Aim
Give, as a bare number, the count of lines that contain the word "JSON".

___ Input records

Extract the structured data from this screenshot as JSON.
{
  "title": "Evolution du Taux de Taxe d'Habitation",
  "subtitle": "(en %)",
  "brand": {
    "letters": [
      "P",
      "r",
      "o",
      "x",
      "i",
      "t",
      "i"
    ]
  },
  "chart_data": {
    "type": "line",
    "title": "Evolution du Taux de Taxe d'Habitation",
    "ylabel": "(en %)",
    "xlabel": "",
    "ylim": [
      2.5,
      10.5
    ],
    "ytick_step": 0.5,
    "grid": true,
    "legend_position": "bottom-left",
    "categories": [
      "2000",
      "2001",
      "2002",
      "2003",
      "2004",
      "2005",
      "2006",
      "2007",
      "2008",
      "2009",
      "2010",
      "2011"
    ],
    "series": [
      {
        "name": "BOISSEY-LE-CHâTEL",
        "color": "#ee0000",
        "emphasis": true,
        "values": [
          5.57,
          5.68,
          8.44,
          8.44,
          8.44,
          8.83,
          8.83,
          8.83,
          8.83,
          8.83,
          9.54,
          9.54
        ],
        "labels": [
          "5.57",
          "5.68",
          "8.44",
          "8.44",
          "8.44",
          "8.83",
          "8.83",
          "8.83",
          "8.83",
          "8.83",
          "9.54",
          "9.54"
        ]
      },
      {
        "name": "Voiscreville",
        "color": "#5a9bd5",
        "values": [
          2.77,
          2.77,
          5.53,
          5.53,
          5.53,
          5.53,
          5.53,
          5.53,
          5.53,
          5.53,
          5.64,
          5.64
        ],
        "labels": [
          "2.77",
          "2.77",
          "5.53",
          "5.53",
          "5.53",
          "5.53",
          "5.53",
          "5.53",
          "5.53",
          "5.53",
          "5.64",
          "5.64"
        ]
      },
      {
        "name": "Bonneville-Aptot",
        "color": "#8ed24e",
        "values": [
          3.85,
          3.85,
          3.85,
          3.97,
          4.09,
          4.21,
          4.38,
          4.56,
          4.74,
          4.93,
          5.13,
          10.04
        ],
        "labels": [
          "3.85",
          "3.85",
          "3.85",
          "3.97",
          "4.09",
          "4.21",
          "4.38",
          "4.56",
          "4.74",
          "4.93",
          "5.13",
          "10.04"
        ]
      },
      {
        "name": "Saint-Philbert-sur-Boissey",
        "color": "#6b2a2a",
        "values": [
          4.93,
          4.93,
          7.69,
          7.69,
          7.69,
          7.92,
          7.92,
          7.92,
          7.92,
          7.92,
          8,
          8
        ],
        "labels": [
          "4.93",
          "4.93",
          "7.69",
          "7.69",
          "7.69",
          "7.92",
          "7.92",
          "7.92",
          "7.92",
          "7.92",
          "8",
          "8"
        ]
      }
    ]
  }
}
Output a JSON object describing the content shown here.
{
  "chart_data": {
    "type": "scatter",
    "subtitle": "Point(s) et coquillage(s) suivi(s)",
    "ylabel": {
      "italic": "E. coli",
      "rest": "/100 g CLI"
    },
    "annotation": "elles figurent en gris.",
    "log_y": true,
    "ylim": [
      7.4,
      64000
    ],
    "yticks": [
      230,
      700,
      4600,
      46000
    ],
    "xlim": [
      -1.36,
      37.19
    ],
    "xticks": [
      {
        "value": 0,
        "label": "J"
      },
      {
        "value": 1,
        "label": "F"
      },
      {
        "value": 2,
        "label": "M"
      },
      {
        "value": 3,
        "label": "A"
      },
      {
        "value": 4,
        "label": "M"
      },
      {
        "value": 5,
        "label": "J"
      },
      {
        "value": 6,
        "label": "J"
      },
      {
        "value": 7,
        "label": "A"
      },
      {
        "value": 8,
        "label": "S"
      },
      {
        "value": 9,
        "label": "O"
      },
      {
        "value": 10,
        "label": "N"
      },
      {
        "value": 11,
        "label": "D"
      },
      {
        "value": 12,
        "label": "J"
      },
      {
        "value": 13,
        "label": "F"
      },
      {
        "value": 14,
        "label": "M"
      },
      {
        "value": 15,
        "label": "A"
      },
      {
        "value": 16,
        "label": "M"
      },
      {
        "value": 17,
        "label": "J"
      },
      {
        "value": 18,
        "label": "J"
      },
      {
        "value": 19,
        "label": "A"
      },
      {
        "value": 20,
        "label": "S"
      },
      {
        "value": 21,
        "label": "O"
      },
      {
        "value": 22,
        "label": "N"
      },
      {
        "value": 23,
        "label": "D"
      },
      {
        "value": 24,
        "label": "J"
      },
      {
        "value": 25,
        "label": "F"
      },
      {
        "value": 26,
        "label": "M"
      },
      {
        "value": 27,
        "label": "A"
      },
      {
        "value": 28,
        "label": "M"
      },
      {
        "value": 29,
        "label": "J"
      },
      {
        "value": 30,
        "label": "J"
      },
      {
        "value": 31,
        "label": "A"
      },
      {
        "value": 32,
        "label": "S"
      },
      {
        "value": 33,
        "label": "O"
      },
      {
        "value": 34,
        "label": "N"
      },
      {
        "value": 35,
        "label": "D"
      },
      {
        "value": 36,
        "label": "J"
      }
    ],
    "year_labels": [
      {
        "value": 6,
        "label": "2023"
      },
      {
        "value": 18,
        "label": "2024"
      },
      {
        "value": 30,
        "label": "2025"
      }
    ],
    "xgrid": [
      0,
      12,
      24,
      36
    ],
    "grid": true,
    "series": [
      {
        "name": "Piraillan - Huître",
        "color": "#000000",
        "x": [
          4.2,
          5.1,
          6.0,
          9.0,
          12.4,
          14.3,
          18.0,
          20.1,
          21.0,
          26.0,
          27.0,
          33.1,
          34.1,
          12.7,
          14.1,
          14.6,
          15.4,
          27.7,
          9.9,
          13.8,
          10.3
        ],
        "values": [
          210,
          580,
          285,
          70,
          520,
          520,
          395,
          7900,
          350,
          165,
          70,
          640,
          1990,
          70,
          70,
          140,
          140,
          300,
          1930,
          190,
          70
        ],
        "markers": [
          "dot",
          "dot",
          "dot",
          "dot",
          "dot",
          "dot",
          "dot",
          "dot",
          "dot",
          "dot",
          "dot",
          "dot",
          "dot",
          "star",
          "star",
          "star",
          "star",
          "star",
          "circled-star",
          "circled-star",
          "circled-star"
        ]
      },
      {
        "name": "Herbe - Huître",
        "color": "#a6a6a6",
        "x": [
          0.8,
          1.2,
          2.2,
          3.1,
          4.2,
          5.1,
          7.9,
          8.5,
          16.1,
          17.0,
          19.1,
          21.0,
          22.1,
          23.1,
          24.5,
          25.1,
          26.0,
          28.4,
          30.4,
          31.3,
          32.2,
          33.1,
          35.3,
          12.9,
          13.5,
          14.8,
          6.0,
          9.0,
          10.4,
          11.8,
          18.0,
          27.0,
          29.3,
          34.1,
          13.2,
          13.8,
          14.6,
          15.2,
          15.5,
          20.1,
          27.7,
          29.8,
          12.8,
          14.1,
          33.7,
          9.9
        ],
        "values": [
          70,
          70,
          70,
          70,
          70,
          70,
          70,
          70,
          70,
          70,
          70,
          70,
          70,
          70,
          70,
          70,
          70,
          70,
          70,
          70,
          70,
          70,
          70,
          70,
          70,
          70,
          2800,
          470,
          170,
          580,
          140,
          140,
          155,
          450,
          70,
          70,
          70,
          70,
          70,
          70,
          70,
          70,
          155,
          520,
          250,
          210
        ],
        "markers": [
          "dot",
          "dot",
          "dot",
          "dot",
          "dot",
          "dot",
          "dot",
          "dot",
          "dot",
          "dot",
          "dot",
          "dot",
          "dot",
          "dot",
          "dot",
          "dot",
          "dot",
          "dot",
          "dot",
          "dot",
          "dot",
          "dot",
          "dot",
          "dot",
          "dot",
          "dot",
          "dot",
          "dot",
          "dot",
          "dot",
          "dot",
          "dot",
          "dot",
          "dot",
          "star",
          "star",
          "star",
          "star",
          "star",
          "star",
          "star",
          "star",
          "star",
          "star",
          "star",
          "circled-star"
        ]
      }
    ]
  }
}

______

Task result
2